= Given instruction =
Find each line holding the word "Other" and give the total alone.

Figure dataset records
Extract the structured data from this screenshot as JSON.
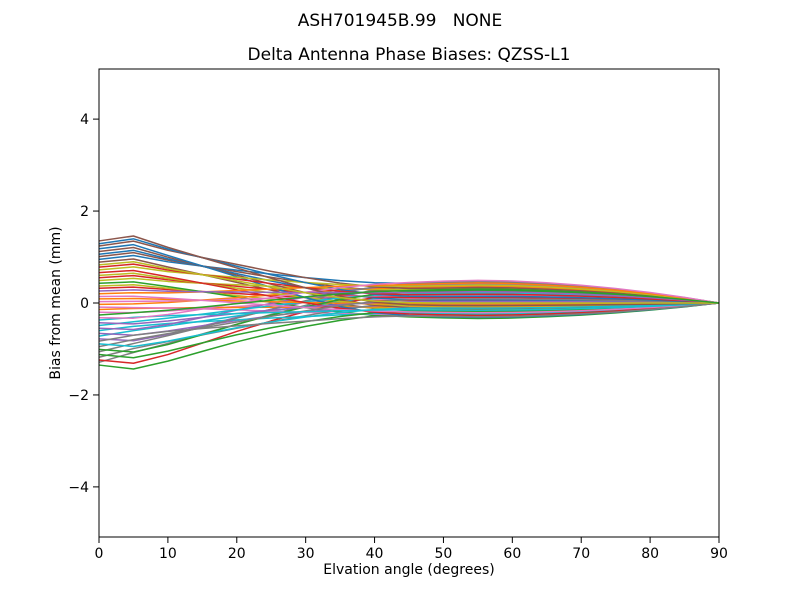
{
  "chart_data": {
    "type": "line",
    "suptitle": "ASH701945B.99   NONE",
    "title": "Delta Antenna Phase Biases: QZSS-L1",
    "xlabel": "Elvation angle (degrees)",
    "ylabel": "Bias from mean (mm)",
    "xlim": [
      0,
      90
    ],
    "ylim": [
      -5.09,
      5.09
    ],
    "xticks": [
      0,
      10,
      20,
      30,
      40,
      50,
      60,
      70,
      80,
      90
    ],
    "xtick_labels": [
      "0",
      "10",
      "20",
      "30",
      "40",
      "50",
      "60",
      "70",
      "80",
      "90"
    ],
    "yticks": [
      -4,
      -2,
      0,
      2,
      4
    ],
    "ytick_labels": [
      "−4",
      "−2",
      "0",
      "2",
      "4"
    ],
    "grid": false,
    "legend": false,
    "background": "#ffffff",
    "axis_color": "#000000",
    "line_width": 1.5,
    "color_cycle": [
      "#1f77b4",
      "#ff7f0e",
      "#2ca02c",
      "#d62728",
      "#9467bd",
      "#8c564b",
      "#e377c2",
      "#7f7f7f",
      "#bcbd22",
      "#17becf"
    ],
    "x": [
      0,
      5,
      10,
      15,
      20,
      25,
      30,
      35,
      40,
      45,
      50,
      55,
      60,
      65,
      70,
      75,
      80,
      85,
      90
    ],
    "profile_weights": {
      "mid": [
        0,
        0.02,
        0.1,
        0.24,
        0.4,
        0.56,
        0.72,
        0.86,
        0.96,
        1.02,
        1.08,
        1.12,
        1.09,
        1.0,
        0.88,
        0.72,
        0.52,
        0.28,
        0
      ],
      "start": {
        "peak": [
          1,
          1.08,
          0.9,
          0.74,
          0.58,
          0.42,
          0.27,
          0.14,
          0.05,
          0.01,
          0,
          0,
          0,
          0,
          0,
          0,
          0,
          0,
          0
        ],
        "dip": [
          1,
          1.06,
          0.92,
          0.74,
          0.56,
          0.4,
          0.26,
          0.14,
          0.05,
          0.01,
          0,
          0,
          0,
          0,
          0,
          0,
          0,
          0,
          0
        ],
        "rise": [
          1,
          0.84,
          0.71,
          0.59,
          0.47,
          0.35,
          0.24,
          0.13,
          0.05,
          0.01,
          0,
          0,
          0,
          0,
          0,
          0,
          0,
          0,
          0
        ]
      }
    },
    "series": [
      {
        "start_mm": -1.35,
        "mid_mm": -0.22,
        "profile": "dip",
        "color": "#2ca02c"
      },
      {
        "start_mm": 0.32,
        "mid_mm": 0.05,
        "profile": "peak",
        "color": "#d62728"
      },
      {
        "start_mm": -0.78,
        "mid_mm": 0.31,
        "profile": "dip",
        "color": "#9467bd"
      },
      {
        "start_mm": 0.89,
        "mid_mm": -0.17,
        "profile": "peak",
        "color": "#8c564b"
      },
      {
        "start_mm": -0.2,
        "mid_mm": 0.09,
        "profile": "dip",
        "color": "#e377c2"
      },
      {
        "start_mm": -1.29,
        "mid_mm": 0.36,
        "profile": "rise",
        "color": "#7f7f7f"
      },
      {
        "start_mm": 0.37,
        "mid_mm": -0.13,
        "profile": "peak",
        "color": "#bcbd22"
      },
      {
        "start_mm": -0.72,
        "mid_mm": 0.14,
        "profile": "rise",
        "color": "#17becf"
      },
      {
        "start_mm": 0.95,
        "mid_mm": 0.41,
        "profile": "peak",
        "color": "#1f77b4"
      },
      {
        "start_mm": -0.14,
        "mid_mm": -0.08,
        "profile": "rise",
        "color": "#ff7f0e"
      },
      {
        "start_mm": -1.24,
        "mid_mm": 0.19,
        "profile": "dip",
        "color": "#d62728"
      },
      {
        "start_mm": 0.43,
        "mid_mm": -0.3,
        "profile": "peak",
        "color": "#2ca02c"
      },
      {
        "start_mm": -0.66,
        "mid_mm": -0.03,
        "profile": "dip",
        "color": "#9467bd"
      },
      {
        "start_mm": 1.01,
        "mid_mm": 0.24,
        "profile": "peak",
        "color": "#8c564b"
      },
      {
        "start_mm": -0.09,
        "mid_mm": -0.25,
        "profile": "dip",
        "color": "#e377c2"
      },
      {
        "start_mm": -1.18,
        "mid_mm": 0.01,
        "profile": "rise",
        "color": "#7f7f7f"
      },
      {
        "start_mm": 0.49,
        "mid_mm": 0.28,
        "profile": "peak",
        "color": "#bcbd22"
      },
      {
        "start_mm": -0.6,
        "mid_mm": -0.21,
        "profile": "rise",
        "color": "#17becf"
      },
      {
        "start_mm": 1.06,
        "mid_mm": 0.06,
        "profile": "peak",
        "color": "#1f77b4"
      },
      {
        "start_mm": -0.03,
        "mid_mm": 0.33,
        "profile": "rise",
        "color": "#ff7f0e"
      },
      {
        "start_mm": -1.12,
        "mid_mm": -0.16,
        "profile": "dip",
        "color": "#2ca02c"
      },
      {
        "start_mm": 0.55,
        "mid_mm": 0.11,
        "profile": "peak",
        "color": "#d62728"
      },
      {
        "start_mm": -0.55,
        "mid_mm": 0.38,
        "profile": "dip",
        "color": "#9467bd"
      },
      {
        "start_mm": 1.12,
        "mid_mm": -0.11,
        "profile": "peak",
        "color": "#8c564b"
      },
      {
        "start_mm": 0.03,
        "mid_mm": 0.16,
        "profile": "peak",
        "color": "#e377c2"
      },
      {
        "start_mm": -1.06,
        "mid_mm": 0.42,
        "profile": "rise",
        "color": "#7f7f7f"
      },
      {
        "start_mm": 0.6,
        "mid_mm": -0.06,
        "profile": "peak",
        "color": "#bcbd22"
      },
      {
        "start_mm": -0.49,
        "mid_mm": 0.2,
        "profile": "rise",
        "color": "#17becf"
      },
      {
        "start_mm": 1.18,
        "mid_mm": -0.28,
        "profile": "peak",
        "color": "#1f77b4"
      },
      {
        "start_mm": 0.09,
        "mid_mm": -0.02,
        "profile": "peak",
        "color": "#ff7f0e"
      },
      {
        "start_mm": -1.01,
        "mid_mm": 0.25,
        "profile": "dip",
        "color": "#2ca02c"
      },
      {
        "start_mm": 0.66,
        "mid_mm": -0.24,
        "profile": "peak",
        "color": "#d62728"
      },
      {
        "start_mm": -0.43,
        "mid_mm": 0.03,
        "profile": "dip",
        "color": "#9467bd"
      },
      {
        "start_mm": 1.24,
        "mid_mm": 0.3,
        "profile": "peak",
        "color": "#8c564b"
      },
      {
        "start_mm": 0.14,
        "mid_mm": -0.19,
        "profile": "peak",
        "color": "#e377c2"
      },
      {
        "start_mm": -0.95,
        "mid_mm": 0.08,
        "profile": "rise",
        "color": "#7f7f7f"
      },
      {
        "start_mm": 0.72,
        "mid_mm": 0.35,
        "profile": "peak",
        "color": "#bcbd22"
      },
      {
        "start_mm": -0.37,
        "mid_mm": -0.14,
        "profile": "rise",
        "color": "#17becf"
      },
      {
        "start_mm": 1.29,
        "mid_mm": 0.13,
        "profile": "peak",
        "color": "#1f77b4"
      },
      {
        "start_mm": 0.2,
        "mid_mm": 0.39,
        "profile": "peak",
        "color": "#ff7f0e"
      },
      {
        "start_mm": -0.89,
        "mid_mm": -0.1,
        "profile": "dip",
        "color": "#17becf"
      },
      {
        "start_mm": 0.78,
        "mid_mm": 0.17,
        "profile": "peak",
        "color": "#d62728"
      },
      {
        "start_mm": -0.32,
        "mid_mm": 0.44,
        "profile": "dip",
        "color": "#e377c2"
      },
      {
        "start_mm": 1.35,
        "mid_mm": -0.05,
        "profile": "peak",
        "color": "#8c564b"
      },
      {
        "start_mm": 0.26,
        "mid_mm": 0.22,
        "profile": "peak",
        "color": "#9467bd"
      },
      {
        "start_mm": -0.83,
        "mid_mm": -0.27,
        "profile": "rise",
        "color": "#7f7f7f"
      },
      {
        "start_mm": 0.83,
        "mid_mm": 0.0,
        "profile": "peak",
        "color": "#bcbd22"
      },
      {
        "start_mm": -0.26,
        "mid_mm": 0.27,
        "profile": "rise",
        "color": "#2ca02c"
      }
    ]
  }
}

==

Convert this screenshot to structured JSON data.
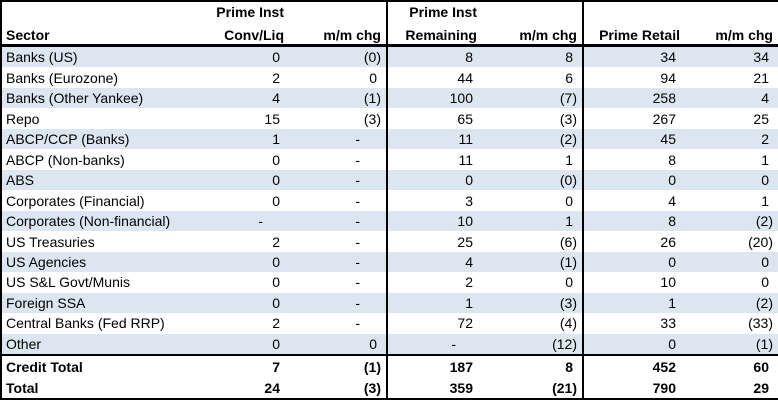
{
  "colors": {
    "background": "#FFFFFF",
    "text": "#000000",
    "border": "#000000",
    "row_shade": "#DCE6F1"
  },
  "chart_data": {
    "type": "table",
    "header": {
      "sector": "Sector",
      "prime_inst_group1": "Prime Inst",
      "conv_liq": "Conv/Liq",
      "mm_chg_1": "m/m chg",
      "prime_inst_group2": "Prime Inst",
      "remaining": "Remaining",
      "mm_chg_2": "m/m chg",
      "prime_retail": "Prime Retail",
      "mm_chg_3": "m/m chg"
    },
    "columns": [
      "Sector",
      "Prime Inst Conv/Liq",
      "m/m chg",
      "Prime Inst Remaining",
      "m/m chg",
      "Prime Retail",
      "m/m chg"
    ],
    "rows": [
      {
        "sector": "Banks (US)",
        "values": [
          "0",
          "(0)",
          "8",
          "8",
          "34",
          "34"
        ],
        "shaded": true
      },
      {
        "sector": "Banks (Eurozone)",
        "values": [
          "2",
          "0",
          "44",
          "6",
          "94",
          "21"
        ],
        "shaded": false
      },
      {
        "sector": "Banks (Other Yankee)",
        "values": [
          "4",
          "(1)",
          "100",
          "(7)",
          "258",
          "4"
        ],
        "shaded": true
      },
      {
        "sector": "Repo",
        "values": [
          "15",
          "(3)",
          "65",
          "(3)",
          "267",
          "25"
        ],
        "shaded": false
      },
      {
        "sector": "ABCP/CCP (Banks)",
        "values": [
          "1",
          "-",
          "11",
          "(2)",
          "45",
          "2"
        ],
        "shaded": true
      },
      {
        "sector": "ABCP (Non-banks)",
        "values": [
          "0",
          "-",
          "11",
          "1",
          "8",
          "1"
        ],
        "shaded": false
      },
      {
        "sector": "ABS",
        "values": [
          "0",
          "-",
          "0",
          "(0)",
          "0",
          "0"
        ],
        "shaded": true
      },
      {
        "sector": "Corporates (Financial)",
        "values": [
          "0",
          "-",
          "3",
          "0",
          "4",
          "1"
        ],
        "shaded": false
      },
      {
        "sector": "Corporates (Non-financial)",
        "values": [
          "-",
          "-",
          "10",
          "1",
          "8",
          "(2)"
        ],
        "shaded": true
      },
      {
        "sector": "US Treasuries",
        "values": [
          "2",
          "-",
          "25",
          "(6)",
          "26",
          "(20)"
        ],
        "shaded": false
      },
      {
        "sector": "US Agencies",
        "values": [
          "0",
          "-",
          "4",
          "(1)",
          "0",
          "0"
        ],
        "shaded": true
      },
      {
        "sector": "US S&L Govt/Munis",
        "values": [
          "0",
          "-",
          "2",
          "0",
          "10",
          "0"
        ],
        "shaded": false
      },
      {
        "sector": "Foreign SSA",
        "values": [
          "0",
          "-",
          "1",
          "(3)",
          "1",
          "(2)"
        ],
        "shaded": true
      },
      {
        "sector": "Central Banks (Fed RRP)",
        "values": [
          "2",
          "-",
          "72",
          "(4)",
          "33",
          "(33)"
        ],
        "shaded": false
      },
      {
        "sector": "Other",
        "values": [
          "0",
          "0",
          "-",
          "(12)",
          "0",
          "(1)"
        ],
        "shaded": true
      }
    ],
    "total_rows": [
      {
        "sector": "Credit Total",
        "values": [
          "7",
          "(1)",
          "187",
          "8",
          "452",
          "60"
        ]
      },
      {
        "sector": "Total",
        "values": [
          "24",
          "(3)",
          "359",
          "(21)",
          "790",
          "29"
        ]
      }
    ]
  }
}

= Final answer =
2